Extracted data entries
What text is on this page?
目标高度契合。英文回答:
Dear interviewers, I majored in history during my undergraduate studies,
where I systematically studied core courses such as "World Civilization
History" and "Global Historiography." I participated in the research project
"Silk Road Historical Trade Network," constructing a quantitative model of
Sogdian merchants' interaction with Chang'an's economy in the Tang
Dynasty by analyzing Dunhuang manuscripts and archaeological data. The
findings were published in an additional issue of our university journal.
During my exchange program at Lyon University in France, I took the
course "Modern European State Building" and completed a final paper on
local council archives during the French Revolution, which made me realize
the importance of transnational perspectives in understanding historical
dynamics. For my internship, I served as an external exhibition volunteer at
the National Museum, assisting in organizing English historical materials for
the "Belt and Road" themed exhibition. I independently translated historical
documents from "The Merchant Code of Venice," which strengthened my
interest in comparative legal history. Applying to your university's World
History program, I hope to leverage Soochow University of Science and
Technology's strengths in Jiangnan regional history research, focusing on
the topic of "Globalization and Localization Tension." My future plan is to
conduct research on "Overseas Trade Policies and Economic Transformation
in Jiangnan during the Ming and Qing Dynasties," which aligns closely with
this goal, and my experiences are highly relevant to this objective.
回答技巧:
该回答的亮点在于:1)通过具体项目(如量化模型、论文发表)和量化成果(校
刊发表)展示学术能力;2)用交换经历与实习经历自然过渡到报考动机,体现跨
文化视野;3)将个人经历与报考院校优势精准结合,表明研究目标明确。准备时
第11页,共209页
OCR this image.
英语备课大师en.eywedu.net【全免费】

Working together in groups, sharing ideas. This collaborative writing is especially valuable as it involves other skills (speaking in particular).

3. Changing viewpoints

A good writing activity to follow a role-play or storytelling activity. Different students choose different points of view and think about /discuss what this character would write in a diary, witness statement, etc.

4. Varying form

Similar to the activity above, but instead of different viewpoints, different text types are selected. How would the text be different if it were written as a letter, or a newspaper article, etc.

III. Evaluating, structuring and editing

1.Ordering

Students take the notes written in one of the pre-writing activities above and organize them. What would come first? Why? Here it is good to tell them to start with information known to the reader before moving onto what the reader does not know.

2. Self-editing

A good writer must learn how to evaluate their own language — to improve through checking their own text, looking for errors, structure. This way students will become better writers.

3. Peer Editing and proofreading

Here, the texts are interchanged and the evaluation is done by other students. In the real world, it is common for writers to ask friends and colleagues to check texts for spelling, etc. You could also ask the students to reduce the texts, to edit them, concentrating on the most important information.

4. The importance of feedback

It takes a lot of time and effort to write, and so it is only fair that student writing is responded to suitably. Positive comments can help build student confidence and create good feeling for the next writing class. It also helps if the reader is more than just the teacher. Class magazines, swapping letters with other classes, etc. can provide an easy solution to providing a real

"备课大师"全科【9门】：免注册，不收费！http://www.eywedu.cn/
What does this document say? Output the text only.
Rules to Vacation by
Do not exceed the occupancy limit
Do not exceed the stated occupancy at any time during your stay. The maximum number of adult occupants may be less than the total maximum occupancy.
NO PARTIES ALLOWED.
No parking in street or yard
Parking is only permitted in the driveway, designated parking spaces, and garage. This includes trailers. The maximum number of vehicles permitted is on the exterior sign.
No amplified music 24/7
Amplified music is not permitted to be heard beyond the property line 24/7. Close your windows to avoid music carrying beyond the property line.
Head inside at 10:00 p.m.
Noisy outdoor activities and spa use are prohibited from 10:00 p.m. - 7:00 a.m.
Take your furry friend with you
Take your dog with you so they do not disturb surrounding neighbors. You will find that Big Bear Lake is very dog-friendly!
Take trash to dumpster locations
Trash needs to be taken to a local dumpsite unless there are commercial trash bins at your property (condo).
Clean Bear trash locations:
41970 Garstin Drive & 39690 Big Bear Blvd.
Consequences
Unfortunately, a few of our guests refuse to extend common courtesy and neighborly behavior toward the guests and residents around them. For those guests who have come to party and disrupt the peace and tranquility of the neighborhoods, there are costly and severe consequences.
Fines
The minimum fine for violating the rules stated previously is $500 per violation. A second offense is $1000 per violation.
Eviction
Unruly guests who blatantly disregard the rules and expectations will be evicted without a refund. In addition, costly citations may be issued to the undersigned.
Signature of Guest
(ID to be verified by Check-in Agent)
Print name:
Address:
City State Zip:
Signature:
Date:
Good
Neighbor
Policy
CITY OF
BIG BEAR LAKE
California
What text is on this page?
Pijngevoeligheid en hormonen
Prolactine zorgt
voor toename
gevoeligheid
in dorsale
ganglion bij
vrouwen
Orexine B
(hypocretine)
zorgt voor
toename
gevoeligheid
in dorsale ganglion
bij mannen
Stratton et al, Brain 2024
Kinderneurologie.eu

GOAL
Please return the data above exactly as given.

RESPONSE TO THE EXERCISE
What text is on this page?
目标高度契合。英文回答:
Dear interviewers, I majored in history during my undergraduate studies,
where I systematically studied core courses such as "World Civilization
History" and "Global Historiography." I participated in the research project
"Silk Road Historical Trade Network," constructing a quantitative model of
Sogdian merchants' interaction with Chang'an's economy in the Tang
Dynasty by analyzing Dunhuang manuscripts and archaeological data. The
findings were published in an additional issue of our university journal.
During my exchange program at Lyon University in France, I took the
course "Modern European State Building" and completed a final paper on
local council archives during the French Revolution, which made me realize
the importance of transnational perspectives in understanding historical
dynamics. For my internship, I served as an external exhibition volunteer at
the National Museum, assisting in organizing English historical materials for
the "Belt and Road" themed exhibition. I independently translated historical
documents from "The Merchant Code of Venice," which strengthened my
interest in comparative legal history. Applying to your university's World
History program, I hope to leverage Soochow University of Science and
Technology's strengths in Jiangnan regional history research, focusing on
the topic of "Globalization and Localization Tension." My future plan is to
conduct research on "Overseas Trade Policies and Economic Transformation
in Jiangnan during the Ming and Qing Dynasties," which aligns closely with
this goal, and my experiences are highly relevant to this objective.
回答技巧:
该回答的亮点在于:1)通过具体项目(如量化模型、论文发表)和量化成果(校
刊发表)展示学术能力;2)用交换经历与实习经历自然过渡到报考动机,体现跨
文化视野;3)将个人经历与报考院校优势精准结合,表明研究目标明确。准备时
第11页,共209页
OCR this image.
英语备课大师en.eywedu.net【全免费】

Working together in groups, sharing ideas. This collaborative writing is especially valuable as it involves other skills (speaking in particular).

3. Changing viewpoints

A good writing activity to follow a role-play or storytelling activity. Different students choose different points of view and think about /discuss what this character would write in a diary, witness statement, etc.

4. Varying form

Similar to the activity above, but instead of different viewpoints, different text types are selected. How would the text be different if it were written as a letter, or a newspaper article, etc.

III. Evaluating, structuring and editing

1.Ordering

Students take the notes written in one of the pre-writing activities above and organize them. What would come first? Why? Here it is good to tell them to start with information known to the reader before moving onto what the reader does not know.

2. Self-editing

A good writer must learn how to evaluate their own language — to improve through checking their own text, looking for errors, structure. This way students will become better writers.

3. Peer Editing and proofreading

Here, the texts are interchanged and the evaluation is done by other students. In the real world, it is common for writers to ask friends and colleagues to check texts for spelling, etc. You could also ask the students to reduce the texts, to edit them, concentrating on the most important information.

4. The importance of feedback

It takes a lot of time and effort to write, and so it is only fair that student writing is responded to suitably. Positive comments can help build student confidence and create good feeling for the next writing class. It also helps if the reader is more than just the teacher. Class magazines, swapping letters with other classes, etc. can provide an easy solution to providing a real

"备课大师"全科【9门】：免注册，不收费！http://www.eywedu.cn/
What does this document say? Output the text only.
Rules to Vacation by
Do not exceed the occupancy limit
Do not exceed the stated occupancy at any time during your stay. The maximum number of adult occupants may be less than the total maximum occupancy.
NO PARTIES ALLOWED.
No parking in street or yard
Parking is only permitted in the driveway, designated parking spaces, and garage. This includes trailers. The maximum number of vehicles permitted is on the exterior sign.
No amplified music 24/7
Amplified music is not permitted to be heard beyond the property line 24/7. Close your windows to avoid music carrying beyond the property line.
Head inside at 10:00 p.m.
Noisy outdoor activities and spa use are prohibited from 10:00 p.m. - 7:00 a.m.
Take your furry friend with you
Take your dog with you so they do not disturb surrounding neighbors. You will find that Big Bear Lake is very dog-friendly!
Take trash to dumpster locations
Trash needs to be taken to a local dumpsite unless there are commercial trash bins at your property (condo).
Clean Bear trash locations:
41970 Garstin Drive & 39690 Big Bear Blvd.
Consequences
Unfortunately, a few of our guests refuse to extend common courtesy and neighborly behavior toward the guests and residents around them. For those guests who have come to party and disrupt the peace and tranquility of the neighborhoods, there are costly and severe consequences.
Fines
The minimum fine for violating the rules stated previously is $500 per violation. A second offense is $1000 per violation.
Eviction
Unruly guests who blatantly disregard the rules and expectations will be evicted without a refund. In addition, costly citations may be issued to the undersigned.
Signature of Guest
(ID to be verified by Check-in Agent)
Print name:
Address:
City State Zip:
Signature:
Date:
Good
Neighbor
Policy
CITY OF
BIG BEAR LAKE
California
What text is on this page?
Pijngevoeligheid en hormonen
Prolactine zorgt
voor toename
gevoeligheid
in dorsale
ganglion bij
vrouwen
Orexine B
(hypocretine)
zorgt voor
toename
gevoeligheid
in dorsale ganglion
bij mannen
Stratton et al, Brain 2024
Kinderneurologie.eu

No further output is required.